GIVEN REQUEST
Write only the number of lines in the records beneath that hold "elrendezés".

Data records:

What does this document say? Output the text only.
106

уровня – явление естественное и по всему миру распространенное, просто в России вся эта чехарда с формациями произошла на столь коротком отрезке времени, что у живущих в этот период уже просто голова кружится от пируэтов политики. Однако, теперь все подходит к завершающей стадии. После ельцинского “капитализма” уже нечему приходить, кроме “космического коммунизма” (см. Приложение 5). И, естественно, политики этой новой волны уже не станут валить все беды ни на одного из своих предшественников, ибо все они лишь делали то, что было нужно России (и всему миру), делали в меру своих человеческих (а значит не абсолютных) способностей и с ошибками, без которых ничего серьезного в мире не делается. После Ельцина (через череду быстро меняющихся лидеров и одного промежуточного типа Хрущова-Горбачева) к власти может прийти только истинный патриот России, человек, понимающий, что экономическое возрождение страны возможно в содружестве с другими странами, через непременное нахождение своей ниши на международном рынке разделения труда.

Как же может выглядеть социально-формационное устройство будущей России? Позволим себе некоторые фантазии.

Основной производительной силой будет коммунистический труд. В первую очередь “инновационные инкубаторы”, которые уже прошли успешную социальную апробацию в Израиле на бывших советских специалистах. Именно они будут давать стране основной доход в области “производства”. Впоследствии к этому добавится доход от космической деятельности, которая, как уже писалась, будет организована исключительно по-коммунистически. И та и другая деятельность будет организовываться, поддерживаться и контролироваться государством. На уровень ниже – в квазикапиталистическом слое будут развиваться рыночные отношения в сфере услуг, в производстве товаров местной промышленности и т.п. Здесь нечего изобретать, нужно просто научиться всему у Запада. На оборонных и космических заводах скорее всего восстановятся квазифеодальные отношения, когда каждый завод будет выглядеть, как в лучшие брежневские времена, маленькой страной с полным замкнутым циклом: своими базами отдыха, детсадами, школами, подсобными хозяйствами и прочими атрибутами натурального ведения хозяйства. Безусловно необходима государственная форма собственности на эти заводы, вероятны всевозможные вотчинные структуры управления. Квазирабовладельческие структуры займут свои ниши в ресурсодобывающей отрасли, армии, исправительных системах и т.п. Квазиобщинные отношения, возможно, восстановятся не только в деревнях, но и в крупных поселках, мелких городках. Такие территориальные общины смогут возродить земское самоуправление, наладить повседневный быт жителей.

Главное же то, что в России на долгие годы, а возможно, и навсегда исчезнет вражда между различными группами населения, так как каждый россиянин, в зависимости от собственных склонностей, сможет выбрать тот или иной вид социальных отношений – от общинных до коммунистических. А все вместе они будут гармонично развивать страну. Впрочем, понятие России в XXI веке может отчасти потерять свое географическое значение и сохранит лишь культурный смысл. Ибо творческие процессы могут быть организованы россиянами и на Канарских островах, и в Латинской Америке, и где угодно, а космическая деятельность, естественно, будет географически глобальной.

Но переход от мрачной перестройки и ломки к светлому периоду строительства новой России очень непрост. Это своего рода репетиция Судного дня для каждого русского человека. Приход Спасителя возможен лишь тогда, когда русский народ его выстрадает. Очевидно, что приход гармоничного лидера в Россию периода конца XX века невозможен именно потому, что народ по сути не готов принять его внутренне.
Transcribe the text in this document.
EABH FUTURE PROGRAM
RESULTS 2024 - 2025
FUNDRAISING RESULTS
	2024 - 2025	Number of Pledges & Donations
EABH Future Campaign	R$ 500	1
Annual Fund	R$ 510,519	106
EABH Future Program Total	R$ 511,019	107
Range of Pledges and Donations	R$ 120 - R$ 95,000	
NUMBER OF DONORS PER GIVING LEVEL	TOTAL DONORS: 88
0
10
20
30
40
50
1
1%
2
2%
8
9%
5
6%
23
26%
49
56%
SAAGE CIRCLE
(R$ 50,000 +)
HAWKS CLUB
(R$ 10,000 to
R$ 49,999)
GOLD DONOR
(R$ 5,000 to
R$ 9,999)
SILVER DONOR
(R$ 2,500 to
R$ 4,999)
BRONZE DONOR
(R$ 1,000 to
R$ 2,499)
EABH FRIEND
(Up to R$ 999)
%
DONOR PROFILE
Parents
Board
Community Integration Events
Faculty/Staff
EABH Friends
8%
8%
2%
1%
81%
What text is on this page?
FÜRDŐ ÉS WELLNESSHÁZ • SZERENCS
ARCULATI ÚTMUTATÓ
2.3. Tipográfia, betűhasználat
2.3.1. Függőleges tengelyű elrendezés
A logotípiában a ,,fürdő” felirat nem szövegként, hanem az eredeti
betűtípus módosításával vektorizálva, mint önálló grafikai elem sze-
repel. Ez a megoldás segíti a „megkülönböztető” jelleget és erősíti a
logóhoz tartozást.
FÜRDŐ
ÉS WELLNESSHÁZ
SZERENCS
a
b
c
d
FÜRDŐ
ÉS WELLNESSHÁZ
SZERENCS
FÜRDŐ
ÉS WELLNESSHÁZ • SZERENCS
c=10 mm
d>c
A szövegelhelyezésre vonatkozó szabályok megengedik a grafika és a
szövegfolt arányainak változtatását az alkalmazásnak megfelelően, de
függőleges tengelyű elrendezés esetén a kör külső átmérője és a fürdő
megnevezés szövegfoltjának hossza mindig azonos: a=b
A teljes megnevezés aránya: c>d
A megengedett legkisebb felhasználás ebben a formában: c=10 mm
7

PROBLEM SOLUTION
2